begin DATA SUPPLIED
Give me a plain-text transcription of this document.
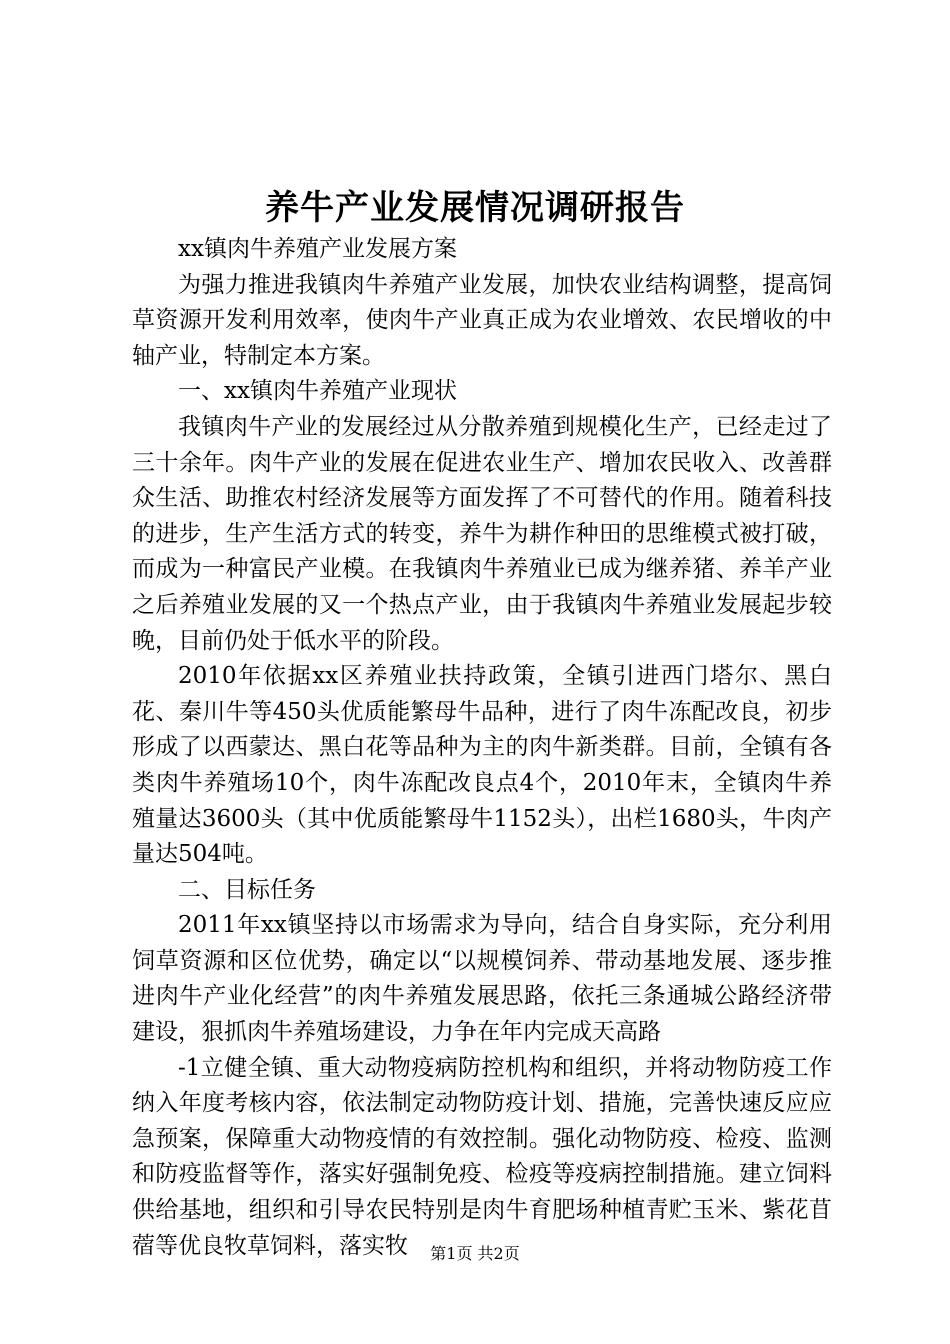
养牛产业发展情况调研报告

xx镇肉牛养殖产业发展方案

为强力推进我镇肉牛养殖产业发展，加快农业结构调整，提高饲草资源开发利用效率，使肉牛产业真正成为农业增效、农民增收的中轴产业，特制定本方案。

一、xx镇肉牛养殖产业现状

我镇肉牛产业的发展经过从分散养殖到规模化生产，已经走过了三十余年。肉牛产业的发展在促进农业生产、增加农民收入、改善群众生活、助推农村经济发展等方面发挥了不可替代的作用。随着科技的进步，生产生活方式的转变，养牛为耕作种田的思维模式被打破，而成为一种富民产业模。在我镇肉牛养殖业已成为继养猪、养羊产业之后养殖业发展的又一个热点产业，由于我镇肉牛养殖业发展起步较晚，目前仍处于低水平的阶段。

2010年依据xx区养殖业扶持政策，全镇引进西门塔尔、黑白花、秦川牛等450头优质能繁母牛品种，进行了肉牛冻配改良，初步形成了以西蒙达、黑白花等品种为主的肉牛新类群。目前，全镇有各类肉牛养殖场10个，肉牛冻配改良点4个，2010年末，全镇肉牛养殖量达3600头（其中优质能繁母牛1152头），出栏1680头，牛肉产量达504吨。

二、目标任务

2011年xx镇坚持以市场需求为导向，结合自身实际，充分利用饲草资源和区位优势，确定以“以规模饲养、带动基地发展、逐步推进肉牛产业化经营”的肉牛养殖发展思路，依托三条通城公路经济带建设，狠抓肉牛养殖场建设，力争在年内完成天高路

-1立健全镇、重大动物疫病防控机构和组织，并将动物防疫工作纳入年度考核内容，依法制定动物防疫计划、措施，完善快速反应应急预案，保障重大动物疫情的有效控制。强化动物防疫、检疫、监测和防疫监督等作，落实好强制免疫、检疫等疫病控制措施。建立饲料供给基地，组织和引导农民特别是肉牛育肥场种植青贮玉米、紫花苜蓿等优良牧草饲料，落实牧	第1页 共2页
end DATA SUPPLIED
• [EXERCISE AIM]: Give back the entries verbatim. Do not include any picture.

• [TASK SOLUTION]:
Give me a plain-text transcription of this document.
养牛产业发展情况调研报告

xx镇肉牛养殖产业发展方案

为强力推进我镇肉牛养殖产业发展，加快农业结构调整，提高饲草资源开发利用效率，使肉牛产业真正成为农业增效、农民增收的中轴产业，特制定本方案。

一、xx镇肉牛养殖产业现状

我镇肉牛产业的发展经过从分散养殖到规模化生产，已经走过了三十余年。肉牛产业的发展在促进农业生产、增加农民收入、改善群众生活、助推农村经济发展等方面发挥了不可替代的作用。随着科技的进步，生产生活方式的转变，养牛为耕作种田的思维模式被打破，而成为一种富民产业模。在我镇肉牛养殖业已成为继养猪、养羊产业之后养殖业发展的又一个热点产业，由于我镇肉牛养殖业发展起步较晚，目前仍处于低水平的阶段。

2010年依据xx区养殖业扶持政策，全镇引进西门塔尔、黑白花、秦川牛等450头优质能繁母牛品种，进行了肉牛冻配改良，初步形成了以西蒙达、黑白花等品种为主的肉牛新类群。目前，全镇有各类肉牛养殖场10个，肉牛冻配改良点4个，2010年末，全镇肉牛养殖量达3600头（其中优质能繁母牛1152头），出栏1680头，牛肉产量达504吨。

二、目标任务

2011年xx镇坚持以市场需求为导向，结合自身实际，充分利用饲草资源和区位优势，确定以“以规模饲养、带动基地发展、逐步推进肉牛产业化经营”的肉牛养殖发展思路，依托三条通城公路经济带建设，狠抓肉牛养殖场建设，力争在年内完成天高路

-1立健全镇、重大动物疫病防控机构和组织，并将动物防疫工作纳入年度考核内容，依法制定动物防疫计划、措施，完善快速反应应急预案，保障重大动物疫情的有效控制。强化动物防疫、检疫、监测和防疫监督等作，落实好强制免疫、检疫等疫病控制措施。建立饲料供给基地，组织和引导农民特别是肉牛育肥场种植青贮玉米、紫花苜蓿等优良牧草饲料，落实牧	第1页 共2页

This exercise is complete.